(Stored records)
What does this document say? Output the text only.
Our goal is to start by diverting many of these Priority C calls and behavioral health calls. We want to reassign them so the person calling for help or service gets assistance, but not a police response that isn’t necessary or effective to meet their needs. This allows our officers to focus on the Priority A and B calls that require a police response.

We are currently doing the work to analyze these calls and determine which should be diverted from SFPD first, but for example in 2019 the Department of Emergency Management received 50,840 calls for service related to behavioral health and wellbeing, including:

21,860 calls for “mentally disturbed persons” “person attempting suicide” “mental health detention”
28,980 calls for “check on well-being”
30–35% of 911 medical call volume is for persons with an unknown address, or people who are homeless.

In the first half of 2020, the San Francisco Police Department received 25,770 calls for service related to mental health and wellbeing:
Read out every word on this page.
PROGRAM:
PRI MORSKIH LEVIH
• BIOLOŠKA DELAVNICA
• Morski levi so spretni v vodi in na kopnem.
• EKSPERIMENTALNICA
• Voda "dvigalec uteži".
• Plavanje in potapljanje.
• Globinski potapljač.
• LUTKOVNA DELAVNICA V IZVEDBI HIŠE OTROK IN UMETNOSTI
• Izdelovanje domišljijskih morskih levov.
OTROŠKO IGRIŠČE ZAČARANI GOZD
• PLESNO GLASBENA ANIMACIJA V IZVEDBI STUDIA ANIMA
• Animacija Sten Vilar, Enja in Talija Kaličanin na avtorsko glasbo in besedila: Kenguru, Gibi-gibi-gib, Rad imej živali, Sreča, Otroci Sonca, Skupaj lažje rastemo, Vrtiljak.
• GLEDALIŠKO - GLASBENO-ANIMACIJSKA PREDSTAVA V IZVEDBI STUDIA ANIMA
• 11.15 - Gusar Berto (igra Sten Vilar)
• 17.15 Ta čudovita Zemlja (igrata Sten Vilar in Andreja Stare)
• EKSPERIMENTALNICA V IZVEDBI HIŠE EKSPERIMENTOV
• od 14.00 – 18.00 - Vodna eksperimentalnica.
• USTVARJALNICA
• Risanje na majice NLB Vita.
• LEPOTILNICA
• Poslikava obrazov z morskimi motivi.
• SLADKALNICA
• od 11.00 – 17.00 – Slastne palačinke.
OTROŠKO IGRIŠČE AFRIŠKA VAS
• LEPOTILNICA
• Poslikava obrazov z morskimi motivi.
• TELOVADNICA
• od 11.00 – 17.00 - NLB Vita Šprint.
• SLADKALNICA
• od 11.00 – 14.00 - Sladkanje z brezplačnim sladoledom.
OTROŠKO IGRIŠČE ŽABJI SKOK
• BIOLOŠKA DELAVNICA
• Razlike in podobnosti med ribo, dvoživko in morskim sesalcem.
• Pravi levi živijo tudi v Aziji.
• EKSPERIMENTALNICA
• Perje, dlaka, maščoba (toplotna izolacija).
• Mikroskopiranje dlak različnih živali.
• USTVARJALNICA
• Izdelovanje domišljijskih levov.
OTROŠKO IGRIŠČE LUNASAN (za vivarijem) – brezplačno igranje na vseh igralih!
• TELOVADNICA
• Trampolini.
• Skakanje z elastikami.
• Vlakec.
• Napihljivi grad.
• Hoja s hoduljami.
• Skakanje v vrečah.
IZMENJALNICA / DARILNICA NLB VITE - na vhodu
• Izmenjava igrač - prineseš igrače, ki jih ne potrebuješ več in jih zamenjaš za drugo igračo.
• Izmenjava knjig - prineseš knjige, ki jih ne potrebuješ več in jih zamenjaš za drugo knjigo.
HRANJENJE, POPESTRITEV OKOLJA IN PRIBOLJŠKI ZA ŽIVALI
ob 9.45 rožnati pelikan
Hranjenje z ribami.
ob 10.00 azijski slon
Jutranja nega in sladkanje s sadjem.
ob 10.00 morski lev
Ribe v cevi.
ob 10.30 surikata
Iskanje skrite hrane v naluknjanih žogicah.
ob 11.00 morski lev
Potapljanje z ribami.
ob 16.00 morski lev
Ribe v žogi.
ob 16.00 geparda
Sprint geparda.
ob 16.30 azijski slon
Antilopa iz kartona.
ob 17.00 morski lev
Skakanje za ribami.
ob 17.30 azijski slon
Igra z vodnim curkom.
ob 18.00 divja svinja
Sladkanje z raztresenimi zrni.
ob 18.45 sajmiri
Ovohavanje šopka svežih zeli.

- _SHORT TASK_:
Gather and return every line that holds the string "Vilar".

- _ANSWER_:
• Animacija Sten Vilar, Enja in Talija Kaličanin na avtorsko glasbo in besedila: Kenguru, Gibi-gibi-gib, Rad imej živali, Sreča, Otroci Sonca, Skupaj lažje rastemo, Vrtiljak.
• 11.15 - Gusar Berto (igra Sten Vilar)
• 17.15 Ta čudovita Zemlja (igrata Sten Vilar in Andreja Stare)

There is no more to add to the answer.